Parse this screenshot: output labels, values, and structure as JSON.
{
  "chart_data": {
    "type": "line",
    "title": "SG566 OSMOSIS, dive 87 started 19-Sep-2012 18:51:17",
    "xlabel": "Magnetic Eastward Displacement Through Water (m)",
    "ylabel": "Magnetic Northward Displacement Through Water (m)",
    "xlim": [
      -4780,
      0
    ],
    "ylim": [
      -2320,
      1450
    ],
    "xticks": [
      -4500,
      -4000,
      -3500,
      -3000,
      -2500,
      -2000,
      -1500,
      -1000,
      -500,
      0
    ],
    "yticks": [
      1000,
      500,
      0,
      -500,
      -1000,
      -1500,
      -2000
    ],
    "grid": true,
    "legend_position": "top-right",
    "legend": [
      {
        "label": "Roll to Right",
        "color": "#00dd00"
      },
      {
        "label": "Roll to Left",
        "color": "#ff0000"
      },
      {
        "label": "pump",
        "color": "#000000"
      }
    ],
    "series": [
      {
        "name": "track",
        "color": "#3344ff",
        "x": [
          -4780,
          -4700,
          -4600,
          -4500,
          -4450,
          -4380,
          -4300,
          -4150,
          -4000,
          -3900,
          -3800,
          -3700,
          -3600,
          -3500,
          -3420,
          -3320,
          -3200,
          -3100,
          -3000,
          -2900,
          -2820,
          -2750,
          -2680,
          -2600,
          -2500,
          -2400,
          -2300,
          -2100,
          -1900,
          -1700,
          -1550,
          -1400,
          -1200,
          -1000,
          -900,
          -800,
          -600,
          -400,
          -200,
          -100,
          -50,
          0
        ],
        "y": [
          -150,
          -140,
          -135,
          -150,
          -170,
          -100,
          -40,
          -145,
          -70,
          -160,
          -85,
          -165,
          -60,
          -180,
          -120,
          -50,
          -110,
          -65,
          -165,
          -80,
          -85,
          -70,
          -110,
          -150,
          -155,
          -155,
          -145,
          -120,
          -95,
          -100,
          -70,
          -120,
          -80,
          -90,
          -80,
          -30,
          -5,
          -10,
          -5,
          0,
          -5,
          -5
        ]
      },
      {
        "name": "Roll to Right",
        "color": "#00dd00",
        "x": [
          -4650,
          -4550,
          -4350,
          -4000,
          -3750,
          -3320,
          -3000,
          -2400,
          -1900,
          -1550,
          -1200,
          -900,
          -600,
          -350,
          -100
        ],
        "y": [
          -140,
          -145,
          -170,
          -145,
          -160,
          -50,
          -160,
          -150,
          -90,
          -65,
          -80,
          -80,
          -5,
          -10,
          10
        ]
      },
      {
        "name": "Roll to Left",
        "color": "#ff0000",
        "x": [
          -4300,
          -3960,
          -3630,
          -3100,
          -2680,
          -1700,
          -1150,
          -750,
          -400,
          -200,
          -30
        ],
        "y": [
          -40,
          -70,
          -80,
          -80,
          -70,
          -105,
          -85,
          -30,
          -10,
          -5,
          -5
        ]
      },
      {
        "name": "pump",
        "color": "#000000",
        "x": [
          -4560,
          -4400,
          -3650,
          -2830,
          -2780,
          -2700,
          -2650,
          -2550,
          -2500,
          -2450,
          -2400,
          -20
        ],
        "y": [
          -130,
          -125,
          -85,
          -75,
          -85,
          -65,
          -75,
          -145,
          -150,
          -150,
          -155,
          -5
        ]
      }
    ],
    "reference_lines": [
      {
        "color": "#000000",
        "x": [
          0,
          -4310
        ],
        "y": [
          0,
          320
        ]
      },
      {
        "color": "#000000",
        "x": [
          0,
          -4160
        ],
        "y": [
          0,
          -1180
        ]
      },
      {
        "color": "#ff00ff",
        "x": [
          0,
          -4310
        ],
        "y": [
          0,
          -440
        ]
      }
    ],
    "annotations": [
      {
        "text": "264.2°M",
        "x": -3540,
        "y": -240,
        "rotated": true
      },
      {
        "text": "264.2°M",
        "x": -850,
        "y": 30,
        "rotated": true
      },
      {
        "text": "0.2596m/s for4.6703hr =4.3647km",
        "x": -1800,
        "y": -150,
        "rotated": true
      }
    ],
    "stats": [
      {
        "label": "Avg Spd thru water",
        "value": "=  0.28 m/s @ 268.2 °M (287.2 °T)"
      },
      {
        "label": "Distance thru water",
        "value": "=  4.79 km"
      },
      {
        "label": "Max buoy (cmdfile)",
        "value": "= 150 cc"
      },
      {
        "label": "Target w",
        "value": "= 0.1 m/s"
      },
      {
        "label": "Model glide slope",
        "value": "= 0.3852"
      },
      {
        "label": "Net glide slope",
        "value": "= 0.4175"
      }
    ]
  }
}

----

■ **REQUIRED TASK**: Please repeat all the records above exactly as they appear.

■ **EXERCISE OUTPUT**:
Parse this screenshot: output labels, values, and structure as JSON.
{
  "chart_data": {
    "type": "line",
    "title": "SG566 OSMOSIS, dive 87 started 19-Sep-2012 18:51:17",
    "xlabel": "Magnetic Eastward Displacement Through Water (m)",
    "ylabel": "Magnetic Northward Displacement Through Water (m)",
    "xlim": [
      -4780,
      0
    ],
    "ylim": [
      -2320,
      1450
    ],
    "xticks": [
      -4500,
      -4000,
      -3500,
      -3000,
      -2500,
      -2000,
      -1500,
      -1000,
      -500,
      0
    ],
    "yticks": [
      1000,
      500,
      0,
      -500,
      -1000,
      -1500,
      -2000
    ],
    "grid": true,
    "legend_position": "top-right",
    "legend": [
      {
        "label": "Roll to Right",
        "color": "#00dd00"
      },
      {
        "label": "Roll to Left",
        "color": "#ff0000"
      },
      {
        "label": "pump",
        "color": "#000000"
      }
    ],
    "series": [
      {
        "name": "track",
        "color": "#3344ff",
        "x": [
          -4780,
          -4700,
          -4600,
          -4500,
          -4450,
          -4380,
          -4300,
          -4150,
          -4000,
          -3900,
          -3800,
          -3700,
          -3600,
          -3500,
          -3420,
          -3320,
          -3200,
          -3100,
          -3000,
          -2900,
          -2820,
          -2750,
          -2680,
          -2600,
          -2500,
          -2400,
          -2300,
          -2100,
          -1900,
          -1700,
          -1550,
          -1400,
          -1200,
          -1000,
          -900,
          -800,
          -600,
          -400,
          -200,
          -100,
          -50,
          0
        ],
        "y": [
          -150,
          -140,
          -135,
          -150,
          -170,
          -100,
          -40,
          -145,
          -70,
          -160,
          -85,
          -165,
          -60,
          -180,
          -120,
          -50,
          -110,
          -65,
          -165,
          -80,
          -85,
          -70,
          -110,
          -150,
          -155,
          -155,
          -145,
          -120,
          -95,
          -100,
          -70,
          -120,
          -80,
          -90,
          -80,
          -30,
          -5,
          -10,
          -5,
          0,
          -5,
          -5
        ]
      },
      {
        "name": "Roll to Right",
        "color": "#00dd00",
        "x": [
          -4650,
          -4550,
          -4350,
          -4000,
          -3750,
          -3320,
          -3000,
          -2400,
          -1900,
          -1550,
          -1200,
          -900,
          -600,
          -350,
          -100
        ],
        "y": [
          -140,
          -145,
          -170,
          -145,
          -160,
          -50,
          -160,
          -150,
          -90,
          -65,
          -80,
          -80,
          -5,
          -10,
          10
        ]
      },
      {
        "name": "Roll to Left",
        "color": "#ff0000",
        "x": [
          -4300,
          -3960,
          -3630,
          -3100,
          -2680,
          -1700,
          -1150,
          -750,
          -400,
          -200,
          -30
        ],
        "y": [
          -40,
          -70,
          -80,
          -80,
          -70,
          -105,
          -85,
          -30,
          -10,
          -5,
          -5
        ]
      },
      {
        "name": "pump",
        "color": "#000000",
        "x": [
          -4560,
          -4400,
          -3650,
          -2830,
          -2780,
          -2700,
          -2650,
          -2550,
          -2500,
          -2450,
          -2400,
          -20
        ],
        "y": [
          -130,
          -125,
          -85,
          -75,
          -85,
          -65,
          -75,
          -145,
          -150,
          -150,
          -155,
          -5
        ]
      }
    ],
    "reference_lines": [
      {
        "color": "#000000",
        "x": [
          0,
          -4310
        ],
        "y": [
          0,
          320
        ]
      },
      {
        "color": "#000000",
        "x": [
          0,
          -4160
        ],
        "y": [
          0,
          -1180
        ]
      },
      {
        "color": "#ff00ff",
        "x": [
          0,
          -4310
        ],
        "y": [
          0,
          -440
        ]
      }
    ],
    "annotations": [
      {
        "text": "264.2°M",
        "x": -3540,
        "y": -240,
        "rotated": true
      },
      {
        "text": "264.2°M",
        "x": -850,
        "y": 30,
        "rotated": true
      },
      {
        "text": "0.2596m/s for4.6703hr =4.3647km",
        "x": -1800,
        "y": -150,
        "rotated": true
      }
    ],
    "stats": [
      {
        "label": "Avg Spd thru water",
        "value": "=  0.28 m/s @ 268.2 °M (287.2 °T)"
      },
      {
        "label": "Distance thru water",
        "value": "=  4.79 km"
      },
      {
        "label": "Max buoy (cmdfile)",
        "value": "= 150 cc"
      },
      {
        "label": "Target w",
        "value": "= 0.1 m/s"
      },
      {
        "label": "Model glide slope",
        "value": "= 0.3852"
      },
      {
        "label": "Net glide slope",
        "value": "= 0.4175"
      }
    ]
  }
}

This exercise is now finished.